The entries below are to be written out again without alteration.

**EXERCISE INPUT**
******

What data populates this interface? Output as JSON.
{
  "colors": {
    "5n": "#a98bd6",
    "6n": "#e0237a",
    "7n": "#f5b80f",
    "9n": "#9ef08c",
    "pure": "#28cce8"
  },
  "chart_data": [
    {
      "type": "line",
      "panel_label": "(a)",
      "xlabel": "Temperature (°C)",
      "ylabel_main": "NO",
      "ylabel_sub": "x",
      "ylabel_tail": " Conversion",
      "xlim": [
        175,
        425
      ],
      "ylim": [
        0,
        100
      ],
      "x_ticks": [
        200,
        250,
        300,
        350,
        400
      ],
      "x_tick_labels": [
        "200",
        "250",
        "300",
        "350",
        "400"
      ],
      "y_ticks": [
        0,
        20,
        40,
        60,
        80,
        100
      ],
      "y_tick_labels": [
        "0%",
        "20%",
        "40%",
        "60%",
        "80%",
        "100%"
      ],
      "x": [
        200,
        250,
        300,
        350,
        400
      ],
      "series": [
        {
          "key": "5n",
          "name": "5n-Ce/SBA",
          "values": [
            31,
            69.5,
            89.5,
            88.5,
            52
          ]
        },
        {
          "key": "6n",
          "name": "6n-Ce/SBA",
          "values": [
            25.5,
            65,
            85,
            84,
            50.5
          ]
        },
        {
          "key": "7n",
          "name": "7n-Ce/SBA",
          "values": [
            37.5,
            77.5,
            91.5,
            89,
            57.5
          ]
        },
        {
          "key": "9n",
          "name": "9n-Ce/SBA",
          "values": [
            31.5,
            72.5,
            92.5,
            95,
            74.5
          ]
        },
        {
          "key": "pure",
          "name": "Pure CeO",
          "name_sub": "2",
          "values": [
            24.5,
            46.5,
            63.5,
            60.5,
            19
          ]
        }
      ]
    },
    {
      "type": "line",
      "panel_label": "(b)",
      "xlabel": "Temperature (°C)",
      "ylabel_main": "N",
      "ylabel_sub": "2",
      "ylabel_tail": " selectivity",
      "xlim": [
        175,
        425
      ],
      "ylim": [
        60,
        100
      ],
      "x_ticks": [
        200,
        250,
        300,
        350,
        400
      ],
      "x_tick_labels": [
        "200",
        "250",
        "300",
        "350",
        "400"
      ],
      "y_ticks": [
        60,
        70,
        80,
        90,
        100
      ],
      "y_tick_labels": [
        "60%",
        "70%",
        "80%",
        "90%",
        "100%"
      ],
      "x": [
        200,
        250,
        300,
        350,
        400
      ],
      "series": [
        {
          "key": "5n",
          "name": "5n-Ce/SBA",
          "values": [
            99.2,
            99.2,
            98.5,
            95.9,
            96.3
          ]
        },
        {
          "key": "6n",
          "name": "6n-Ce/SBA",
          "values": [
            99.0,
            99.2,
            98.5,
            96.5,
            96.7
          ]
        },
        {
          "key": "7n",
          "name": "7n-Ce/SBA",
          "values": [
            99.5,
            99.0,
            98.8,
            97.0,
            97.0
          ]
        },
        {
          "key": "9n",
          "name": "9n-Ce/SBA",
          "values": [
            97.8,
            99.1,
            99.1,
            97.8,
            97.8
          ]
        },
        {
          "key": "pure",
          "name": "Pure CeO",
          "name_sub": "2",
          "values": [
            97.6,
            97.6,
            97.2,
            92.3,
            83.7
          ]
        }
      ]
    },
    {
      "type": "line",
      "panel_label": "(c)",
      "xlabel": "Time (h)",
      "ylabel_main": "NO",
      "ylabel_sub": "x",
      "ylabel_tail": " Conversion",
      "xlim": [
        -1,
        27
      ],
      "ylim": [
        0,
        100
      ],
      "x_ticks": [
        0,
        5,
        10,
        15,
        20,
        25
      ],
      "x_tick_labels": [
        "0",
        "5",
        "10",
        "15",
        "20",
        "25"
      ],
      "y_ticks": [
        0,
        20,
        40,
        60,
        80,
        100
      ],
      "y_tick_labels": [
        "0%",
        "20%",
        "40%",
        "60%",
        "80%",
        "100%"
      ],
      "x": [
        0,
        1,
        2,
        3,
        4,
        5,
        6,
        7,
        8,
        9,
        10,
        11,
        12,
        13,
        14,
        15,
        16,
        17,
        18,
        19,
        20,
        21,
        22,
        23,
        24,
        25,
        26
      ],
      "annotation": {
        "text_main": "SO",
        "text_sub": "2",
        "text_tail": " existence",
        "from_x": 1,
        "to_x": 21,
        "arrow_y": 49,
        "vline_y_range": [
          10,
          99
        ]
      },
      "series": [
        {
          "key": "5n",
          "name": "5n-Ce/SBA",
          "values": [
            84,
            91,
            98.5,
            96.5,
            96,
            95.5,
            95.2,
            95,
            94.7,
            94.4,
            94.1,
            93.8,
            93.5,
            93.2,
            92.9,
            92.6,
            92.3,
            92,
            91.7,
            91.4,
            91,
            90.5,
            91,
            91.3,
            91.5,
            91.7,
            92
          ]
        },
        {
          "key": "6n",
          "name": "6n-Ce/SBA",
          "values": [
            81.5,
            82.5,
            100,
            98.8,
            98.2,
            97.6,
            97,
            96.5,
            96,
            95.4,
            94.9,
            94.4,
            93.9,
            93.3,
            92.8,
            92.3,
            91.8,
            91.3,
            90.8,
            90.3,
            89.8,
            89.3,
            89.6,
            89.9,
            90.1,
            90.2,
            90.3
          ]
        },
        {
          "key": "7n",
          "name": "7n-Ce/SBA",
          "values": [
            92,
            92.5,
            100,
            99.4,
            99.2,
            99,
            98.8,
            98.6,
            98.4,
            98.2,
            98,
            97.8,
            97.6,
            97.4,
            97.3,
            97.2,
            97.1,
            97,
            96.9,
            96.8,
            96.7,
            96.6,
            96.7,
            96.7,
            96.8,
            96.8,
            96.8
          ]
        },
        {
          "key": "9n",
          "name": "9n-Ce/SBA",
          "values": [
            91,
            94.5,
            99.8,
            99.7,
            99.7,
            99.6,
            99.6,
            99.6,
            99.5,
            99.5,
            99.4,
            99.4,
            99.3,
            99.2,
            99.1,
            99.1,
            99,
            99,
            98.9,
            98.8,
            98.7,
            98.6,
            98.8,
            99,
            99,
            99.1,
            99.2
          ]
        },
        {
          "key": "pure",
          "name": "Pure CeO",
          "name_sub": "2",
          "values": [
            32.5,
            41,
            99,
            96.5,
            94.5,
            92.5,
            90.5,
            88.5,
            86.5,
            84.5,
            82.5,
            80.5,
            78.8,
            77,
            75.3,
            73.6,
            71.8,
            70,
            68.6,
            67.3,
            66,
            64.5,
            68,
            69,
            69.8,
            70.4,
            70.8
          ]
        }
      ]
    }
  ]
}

******

**CORRECT ANSWER**
What data populates this interface? Output as JSON.
{
  "colors": {
    "5n": "#a98bd6",
    "6n": "#e0237a",
    "7n": "#f5b80f",
    "9n": "#9ef08c",
    "pure": "#28cce8"
  },
  "chart_data": [
    {
      "type": "line",
      "panel_label": "(a)",
      "xlabel": "Temperature (°C)",
      "ylabel_main": "NO",
      "ylabel_sub": "x",
      "ylabel_tail": " Conversion",
      "xlim": [
        175,
        425
      ],
      "ylim": [
        0,
        100
      ],
      "x_ticks": [
        200,
        250,
        300,
        350,
        400
      ],
      "x_tick_labels": [
        "200",
        "250",
        "300",
        "350",
        "400"
      ],
      "y_ticks": [
        0,
        20,
        40,
        60,
        80,
        100
      ],
      "y_tick_labels": [
        "0%",
        "20%",
        "40%",
        "60%",
        "80%",
        "100%"
      ],
      "x": [
        200,
        250,
        300,
        350,
        400
      ],
      "series": [
        {
          "key": "5n",
          "name": "5n-Ce/SBA",
          "values": [
            31,
            69.5,
            89.5,
            88.5,
            52
          ]
        },
        {
          "key": "6n",
          "name": "6n-Ce/SBA",
          "values": [
            25.5,
            65,
            85,
            84,
            50.5
          ]
        },
        {
          "key": "7n",
          "name": "7n-Ce/SBA",
          "values": [
            37.5,
            77.5,
            91.5,
            89,
            57.5
          ]
        },
        {
          "key": "9n",
          "name": "9n-Ce/SBA",
          "values": [
            31.5,
            72.5,
            92.5,
            95,
            74.5
          ]
        },
        {
          "key": "pure",
          "name": "Pure CeO",
          "name_sub": "2",
          "values": [
            24.5,
            46.5,
            63.5,
            60.5,
            19
          ]
        }
      ]
    },
    {
      "type": "line",
      "panel_label": "(b)",
      "xlabel": "Temperature (°C)",
      "ylabel_main": "N",
      "ylabel_sub": "2",
      "ylabel_tail": " selectivity",
      "xlim": [
        175,
        425
      ],
      "ylim": [
        60,
        100
      ],
      "x_ticks": [
        200,
        250,
        300,
        350,
        400
      ],
      "x_tick_labels": [
        "200",
        "250",
        "300",
        "350",
        "400"
      ],
      "y_ticks": [
        60,
        70,
        80,
        90,
        100
      ],
      "y_tick_labels": [
        "60%",
        "70%",
        "80%",
        "90%",
        "100%"
      ],
      "x": [
        200,
        250,
        300,
        350,
        400
      ],
      "series": [
        {
          "key": "5n",
          "name": "5n-Ce/SBA",
          "values": [
            99.2,
            99.2,
            98.5,
            95.9,
            96.3
          ]
        },
        {
          "key": "6n",
          "name": "6n-Ce/SBA",
          "values": [
            99.0,
            99.2,
            98.5,
            96.5,
            96.7
          ]
        },
        {
          "key": "7n",
          "name": "7n-Ce/SBA",
          "values": [
            99.5,
            99.0,
            98.8,
            97.0,
            97.0
          ]
        },
        {
          "key": "9n",
          "name": "9n-Ce/SBA",
          "values": [
            97.8,
            99.1,
            99.1,
            97.8,
            97.8
          ]
        },
        {
          "key": "pure",
          "name": "Pure CeO",
          "name_sub": "2",
          "values": [
            97.6,
            97.6,
            97.2,
            92.3,
            83.7
          ]
        }
      ]
    },
    {
      "type": "line",
      "panel_label": "(c)",
      "xlabel": "Time (h)",
      "ylabel_main": "NO",
      "ylabel_sub": "x",
      "ylabel_tail": " Conversion",
      "xlim": [
        -1,
        27
      ],
      "ylim": [
        0,
        100
      ],
      "x_ticks": [
        0,
        5,
        10,
        15,
        20,
        25
      ],
      "x_tick_labels": [
        "0",
        "5",
        "10",
        "15",
        "20",
        "25"
      ],
      "y_ticks": [
        0,
        20,
        40,
        60,
        80,
        100
      ],
      "y_tick_labels": [
        "0%",
        "20%",
        "40%",
        "60%",
        "80%",
        "100%"
      ],
      "x": [
        0,
        1,
        2,
        3,
        4,
        5,
        6,
        7,
        8,
        9,
        10,
        11,
        12,
        13,
        14,
        15,
        16,
        17,
        18,
        19,
        20,
        21,
        22,
        23,
        24,
        25,
        26
      ],
      "annotation": {
        "text_main": "SO",
        "text_sub": "2",
        "text_tail": " existence",
        "from_x": 1,
        "to_x": 21,
        "arrow_y": 49,
        "vline_y_range": [
          10,
          99
        ]
      },
      "series": [
        {
          "key": "5n",
          "name": "5n-Ce/SBA",
          "values": [
            84,
            91,
            98.5,
            96.5,
            96,
            95.5,
            95.2,
            95,
            94.7,
            94.4,
            94.1,
            93.8,
            93.5,
            93.2,
            92.9,
            92.6,
            92.3,
            92,
            91.7,
            91.4,
            91,
            90.5,
            91,
            91.3,
            91.5,
            91.7,
            92
          ]
        },
        {
          "key": "6n",
          "name": "6n-Ce/SBA",
          "values": [
            81.5,
            82.5,
            100,
            98.8,
            98.2,
            97.6,
            97,
            96.5,
            96,
            95.4,
            94.9,
            94.4,
            93.9,
            93.3,
            92.8,
            92.3,
            91.8,
            91.3,
            90.8,
            90.3,
            89.8,
            89.3,
            89.6,
            89.9,
            90.1,
            90.2,
            90.3
          ]
        },
        {
          "key": "7n",
          "name": "7n-Ce/SBA",
          "values": [
            92,
            92.5,
            100,
            99.4,
            99.2,
            99,
            98.8,
            98.6,
            98.4,
            98.2,
            98,
            97.8,
            97.6,
            97.4,
            97.3,
            97.2,
            97.1,
            97,
            96.9,
            96.8,
            96.7,
            96.6,
            96.7,
            96.7,
            96.8,
            96.8,
            96.8
          ]
        },
        {
          "key": "9n",
          "name": "9n-Ce/SBA",
          "values": [
            91,
            94.5,
            99.8,
            99.7,
            99.7,
            99.6,
            99.6,
            99.6,
            99.5,
            99.5,
            99.4,
            99.4,
            99.3,
            99.2,
            99.1,
            99.1,
            99,
            99,
            98.9,
            98.8,
            98.7,
            98.6,
            98.8,
            99,
            99,
            99.1,
            99.2
          ]
        },
        {
          "key": "pure",
          "name": "Pure CeO",
          "name_sub": "2",
          "values": [
            32.5,
            41,
            99,
            96.5,
            94.5,
            92.5,
            90.5,
            88.5,
            86.5,
            84.5,
            82.5,
            80.5,
            78.8,
            77,
            75.3,
            73.6,
            71.8,
            70,
            68.6,
            67.3,
            66,
            64.5,
            68,
            69,
            69.8,
            70.4,
            70.8
          ]
        }
      ]
    }
  ]
}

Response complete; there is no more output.